• _Problem details_:
Check every line of the entries below for the word "true", and copy the ones that have it.

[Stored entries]
◆ ◆ ◆

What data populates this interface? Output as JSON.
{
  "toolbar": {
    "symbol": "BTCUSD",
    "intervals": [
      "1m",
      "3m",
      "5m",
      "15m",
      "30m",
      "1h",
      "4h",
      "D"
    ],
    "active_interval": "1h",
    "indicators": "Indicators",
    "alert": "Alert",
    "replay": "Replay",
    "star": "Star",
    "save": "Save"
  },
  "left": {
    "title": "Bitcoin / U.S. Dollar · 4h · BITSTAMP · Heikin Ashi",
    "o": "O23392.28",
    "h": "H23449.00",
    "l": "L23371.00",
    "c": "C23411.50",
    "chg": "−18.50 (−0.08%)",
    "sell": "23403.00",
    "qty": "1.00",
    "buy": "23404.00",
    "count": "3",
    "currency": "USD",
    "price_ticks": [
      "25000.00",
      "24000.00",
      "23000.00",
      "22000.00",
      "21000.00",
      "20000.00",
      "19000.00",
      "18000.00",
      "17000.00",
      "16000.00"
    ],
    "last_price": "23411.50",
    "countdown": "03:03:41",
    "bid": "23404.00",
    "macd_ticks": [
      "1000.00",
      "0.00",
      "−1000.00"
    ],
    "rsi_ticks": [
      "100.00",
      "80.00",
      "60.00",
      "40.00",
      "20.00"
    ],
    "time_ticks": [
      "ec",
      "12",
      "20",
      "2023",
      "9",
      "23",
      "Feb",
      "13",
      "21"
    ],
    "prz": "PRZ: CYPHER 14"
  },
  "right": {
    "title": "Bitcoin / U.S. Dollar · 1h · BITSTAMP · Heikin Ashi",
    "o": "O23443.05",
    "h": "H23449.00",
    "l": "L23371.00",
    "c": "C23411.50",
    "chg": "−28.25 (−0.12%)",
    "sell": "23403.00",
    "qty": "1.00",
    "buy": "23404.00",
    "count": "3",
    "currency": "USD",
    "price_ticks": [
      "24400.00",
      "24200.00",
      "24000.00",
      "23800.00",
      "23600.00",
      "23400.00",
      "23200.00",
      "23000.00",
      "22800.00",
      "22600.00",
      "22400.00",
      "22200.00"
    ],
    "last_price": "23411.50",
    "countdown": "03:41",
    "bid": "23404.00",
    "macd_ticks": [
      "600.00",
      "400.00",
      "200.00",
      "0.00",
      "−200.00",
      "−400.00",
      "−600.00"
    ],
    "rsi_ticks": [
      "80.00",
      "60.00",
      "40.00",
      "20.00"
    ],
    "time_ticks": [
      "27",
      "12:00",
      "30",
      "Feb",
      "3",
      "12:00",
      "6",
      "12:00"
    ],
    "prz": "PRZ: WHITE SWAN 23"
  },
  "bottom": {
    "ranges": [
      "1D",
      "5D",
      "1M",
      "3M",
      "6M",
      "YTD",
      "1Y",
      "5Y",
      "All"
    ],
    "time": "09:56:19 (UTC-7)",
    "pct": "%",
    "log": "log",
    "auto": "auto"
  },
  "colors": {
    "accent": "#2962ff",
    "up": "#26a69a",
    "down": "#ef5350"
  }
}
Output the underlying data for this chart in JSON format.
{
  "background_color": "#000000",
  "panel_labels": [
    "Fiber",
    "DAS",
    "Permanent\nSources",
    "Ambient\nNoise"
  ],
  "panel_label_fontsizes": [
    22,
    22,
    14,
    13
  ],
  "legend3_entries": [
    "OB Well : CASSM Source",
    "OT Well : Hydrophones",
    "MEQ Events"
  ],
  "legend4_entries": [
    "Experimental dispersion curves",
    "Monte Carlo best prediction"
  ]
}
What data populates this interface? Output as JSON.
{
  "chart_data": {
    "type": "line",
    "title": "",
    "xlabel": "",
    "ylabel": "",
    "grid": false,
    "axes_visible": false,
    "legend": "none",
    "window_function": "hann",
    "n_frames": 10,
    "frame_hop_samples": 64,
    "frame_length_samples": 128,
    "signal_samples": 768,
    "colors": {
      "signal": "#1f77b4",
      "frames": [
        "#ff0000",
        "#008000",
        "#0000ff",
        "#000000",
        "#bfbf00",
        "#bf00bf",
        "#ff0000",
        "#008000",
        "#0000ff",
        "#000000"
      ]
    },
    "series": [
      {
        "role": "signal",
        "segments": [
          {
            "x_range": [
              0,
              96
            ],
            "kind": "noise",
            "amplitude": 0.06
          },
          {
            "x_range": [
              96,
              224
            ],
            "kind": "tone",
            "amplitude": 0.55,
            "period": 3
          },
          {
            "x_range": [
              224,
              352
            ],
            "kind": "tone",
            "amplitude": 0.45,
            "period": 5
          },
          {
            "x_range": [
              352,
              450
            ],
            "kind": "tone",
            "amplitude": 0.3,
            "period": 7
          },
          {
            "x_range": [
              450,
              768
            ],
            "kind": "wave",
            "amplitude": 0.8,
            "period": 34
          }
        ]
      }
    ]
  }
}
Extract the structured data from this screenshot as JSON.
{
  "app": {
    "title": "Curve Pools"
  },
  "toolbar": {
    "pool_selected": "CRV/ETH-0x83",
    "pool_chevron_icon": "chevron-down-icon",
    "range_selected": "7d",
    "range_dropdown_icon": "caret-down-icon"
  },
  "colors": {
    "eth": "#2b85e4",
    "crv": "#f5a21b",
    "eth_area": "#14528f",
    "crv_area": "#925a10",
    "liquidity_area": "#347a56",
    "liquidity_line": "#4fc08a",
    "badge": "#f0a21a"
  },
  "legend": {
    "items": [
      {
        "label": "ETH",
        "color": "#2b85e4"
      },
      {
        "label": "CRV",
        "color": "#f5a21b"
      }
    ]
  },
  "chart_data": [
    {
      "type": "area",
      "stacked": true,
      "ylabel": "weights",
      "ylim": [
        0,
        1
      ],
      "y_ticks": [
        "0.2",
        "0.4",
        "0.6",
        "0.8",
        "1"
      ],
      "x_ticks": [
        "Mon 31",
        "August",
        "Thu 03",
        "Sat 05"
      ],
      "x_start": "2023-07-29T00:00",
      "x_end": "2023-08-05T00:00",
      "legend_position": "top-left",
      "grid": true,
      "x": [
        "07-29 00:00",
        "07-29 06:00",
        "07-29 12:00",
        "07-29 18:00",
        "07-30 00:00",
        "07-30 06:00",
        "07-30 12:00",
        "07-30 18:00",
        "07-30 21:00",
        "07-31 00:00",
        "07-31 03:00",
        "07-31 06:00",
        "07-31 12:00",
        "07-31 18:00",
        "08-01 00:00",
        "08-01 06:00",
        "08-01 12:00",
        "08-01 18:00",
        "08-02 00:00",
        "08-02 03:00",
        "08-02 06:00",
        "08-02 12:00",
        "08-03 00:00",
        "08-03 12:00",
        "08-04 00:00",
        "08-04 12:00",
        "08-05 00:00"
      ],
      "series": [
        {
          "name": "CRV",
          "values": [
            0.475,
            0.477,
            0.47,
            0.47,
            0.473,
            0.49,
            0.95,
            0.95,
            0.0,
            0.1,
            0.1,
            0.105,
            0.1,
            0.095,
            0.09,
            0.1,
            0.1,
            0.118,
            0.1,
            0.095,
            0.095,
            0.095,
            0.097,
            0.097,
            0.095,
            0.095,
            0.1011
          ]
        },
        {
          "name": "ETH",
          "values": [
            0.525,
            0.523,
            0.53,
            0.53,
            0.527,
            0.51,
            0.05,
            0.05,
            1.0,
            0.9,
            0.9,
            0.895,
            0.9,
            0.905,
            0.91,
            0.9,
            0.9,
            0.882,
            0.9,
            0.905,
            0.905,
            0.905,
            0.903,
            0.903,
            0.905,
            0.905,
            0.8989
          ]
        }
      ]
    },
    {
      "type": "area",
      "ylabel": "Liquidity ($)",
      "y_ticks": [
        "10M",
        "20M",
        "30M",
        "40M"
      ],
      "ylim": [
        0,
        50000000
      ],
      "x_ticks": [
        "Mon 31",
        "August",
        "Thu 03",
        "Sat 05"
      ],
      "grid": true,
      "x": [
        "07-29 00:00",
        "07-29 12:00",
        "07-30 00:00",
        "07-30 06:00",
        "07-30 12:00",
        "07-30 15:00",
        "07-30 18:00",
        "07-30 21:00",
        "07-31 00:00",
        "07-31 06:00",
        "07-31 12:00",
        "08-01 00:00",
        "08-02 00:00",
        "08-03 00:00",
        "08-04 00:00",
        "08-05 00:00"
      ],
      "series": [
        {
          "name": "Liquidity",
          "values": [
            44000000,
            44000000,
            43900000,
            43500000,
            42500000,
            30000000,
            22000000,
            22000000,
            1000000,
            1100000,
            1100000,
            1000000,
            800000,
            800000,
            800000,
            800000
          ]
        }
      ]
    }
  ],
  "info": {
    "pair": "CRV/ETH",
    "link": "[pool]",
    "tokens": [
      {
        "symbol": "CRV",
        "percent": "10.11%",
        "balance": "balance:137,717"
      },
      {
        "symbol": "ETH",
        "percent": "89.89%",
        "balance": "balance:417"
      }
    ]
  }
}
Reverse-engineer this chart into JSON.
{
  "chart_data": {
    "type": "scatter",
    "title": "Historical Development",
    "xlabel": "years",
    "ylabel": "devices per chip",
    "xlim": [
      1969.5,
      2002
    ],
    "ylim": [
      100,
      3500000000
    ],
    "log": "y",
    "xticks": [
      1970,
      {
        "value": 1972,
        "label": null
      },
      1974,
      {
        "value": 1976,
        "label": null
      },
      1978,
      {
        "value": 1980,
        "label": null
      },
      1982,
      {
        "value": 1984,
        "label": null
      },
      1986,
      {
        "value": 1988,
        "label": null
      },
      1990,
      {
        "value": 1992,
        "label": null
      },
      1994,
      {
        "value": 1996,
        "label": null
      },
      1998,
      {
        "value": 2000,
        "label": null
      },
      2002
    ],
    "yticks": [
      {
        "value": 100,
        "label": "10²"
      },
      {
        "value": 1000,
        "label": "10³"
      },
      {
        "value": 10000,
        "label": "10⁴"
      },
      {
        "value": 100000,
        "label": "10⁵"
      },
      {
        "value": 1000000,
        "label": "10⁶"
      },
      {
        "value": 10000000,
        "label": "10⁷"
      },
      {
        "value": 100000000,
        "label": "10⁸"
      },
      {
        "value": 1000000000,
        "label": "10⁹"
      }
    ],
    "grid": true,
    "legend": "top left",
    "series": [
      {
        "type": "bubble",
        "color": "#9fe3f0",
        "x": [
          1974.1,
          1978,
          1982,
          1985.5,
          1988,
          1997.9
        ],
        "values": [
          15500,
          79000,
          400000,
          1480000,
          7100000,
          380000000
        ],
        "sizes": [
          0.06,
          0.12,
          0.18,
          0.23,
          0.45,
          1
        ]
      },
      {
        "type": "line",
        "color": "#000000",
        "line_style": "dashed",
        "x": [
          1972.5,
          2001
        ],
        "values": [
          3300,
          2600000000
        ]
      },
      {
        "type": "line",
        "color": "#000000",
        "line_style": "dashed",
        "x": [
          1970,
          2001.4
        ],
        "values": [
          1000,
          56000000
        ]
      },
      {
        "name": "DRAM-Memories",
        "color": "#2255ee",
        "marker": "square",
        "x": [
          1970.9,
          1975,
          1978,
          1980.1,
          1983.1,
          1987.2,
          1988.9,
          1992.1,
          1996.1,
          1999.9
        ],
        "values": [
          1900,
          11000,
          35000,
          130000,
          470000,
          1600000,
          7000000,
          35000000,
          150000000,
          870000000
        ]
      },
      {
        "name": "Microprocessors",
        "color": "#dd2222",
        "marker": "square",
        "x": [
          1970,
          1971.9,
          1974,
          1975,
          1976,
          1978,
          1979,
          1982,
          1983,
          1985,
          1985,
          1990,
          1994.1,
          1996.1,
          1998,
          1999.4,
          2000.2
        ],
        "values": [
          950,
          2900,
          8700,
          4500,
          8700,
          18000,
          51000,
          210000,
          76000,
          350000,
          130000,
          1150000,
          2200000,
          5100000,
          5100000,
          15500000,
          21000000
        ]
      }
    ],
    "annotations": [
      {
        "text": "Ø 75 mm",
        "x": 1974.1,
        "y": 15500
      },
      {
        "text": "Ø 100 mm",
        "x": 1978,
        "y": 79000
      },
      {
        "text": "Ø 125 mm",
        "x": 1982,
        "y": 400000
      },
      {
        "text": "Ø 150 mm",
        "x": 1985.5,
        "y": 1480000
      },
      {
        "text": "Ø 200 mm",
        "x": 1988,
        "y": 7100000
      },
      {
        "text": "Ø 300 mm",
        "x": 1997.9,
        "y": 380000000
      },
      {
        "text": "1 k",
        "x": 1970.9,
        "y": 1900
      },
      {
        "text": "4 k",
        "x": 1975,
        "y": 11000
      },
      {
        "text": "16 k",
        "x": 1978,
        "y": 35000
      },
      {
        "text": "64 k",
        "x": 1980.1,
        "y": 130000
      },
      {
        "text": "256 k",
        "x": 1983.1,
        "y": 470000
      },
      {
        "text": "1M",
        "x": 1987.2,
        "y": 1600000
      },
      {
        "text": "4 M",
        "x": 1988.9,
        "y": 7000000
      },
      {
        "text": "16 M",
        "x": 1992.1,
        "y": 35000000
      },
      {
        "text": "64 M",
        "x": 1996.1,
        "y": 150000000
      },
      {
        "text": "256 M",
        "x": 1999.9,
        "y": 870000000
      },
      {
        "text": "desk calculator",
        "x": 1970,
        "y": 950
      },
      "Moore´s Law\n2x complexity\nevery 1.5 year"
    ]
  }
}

◆ ◆ ◆

• _Problem solution_:
      "stacked": true,
      "grid": true,
      "grid": true,
    "grid": true,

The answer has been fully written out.